### YOUR OBJECTIVE
For the entries that follow, tally the lines holding the string "title". Give the total and nothing else.

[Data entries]
[Begin]
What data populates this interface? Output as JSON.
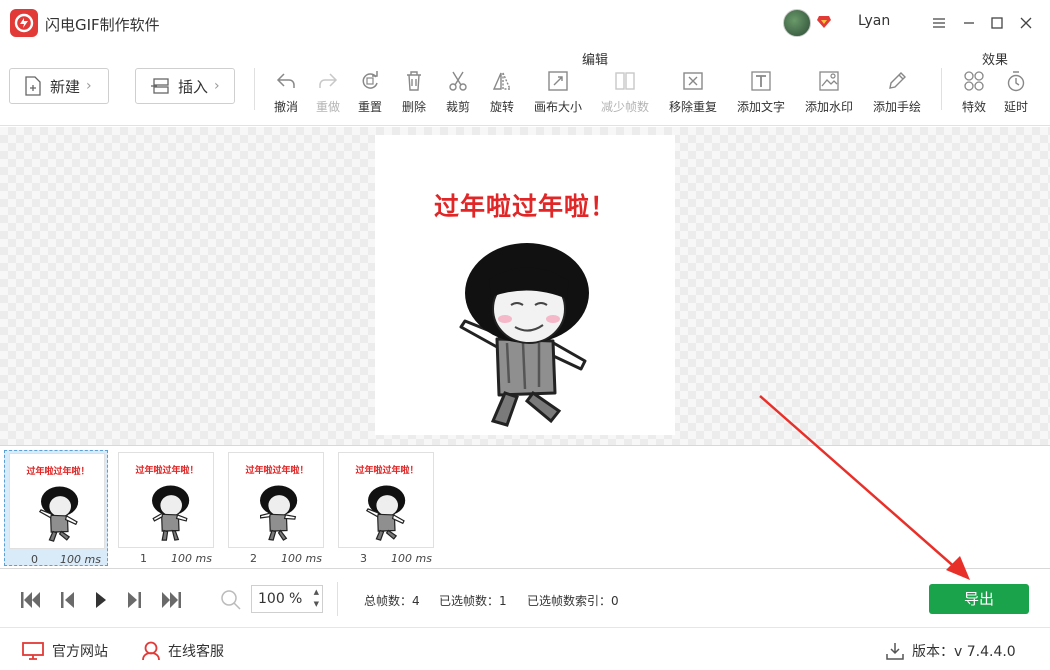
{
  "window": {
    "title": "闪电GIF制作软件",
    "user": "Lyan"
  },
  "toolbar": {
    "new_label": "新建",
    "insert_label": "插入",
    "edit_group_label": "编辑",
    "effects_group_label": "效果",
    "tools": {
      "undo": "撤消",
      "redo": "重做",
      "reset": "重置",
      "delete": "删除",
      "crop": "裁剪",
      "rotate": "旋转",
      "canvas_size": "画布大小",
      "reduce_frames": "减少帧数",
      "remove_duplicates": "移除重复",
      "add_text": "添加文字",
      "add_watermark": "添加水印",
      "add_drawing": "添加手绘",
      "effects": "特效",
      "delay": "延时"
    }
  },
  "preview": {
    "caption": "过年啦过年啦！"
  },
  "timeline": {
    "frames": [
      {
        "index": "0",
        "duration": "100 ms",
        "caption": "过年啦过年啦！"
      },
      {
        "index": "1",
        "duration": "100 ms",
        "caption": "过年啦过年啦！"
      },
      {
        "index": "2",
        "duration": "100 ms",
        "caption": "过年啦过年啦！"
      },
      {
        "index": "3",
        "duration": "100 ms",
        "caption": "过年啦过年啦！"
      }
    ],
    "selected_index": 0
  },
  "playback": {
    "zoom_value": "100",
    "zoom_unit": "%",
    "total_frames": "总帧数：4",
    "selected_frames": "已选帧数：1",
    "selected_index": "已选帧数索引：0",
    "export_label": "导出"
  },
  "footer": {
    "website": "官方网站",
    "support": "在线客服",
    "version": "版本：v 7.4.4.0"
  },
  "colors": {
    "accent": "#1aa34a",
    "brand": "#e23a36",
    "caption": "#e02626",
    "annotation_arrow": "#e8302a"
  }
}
[End]
[Begin]
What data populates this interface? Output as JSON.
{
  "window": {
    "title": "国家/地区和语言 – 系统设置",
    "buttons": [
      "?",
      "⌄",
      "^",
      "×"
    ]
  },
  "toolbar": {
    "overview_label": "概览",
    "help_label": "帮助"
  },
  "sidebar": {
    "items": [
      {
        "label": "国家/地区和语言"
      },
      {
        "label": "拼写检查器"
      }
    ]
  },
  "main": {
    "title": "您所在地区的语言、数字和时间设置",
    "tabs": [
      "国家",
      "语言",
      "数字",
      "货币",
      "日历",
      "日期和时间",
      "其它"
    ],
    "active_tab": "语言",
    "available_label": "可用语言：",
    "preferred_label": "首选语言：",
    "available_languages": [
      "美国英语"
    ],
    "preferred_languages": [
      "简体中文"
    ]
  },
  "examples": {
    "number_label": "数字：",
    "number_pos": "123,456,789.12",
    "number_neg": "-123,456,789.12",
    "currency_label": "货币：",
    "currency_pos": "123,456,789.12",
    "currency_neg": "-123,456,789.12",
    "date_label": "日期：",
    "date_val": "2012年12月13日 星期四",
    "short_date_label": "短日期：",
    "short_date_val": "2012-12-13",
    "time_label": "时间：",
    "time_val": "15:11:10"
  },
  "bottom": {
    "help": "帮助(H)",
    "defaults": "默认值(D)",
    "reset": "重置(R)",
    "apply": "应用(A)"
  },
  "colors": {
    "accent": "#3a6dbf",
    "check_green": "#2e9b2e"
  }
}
[End]
### RESULT
3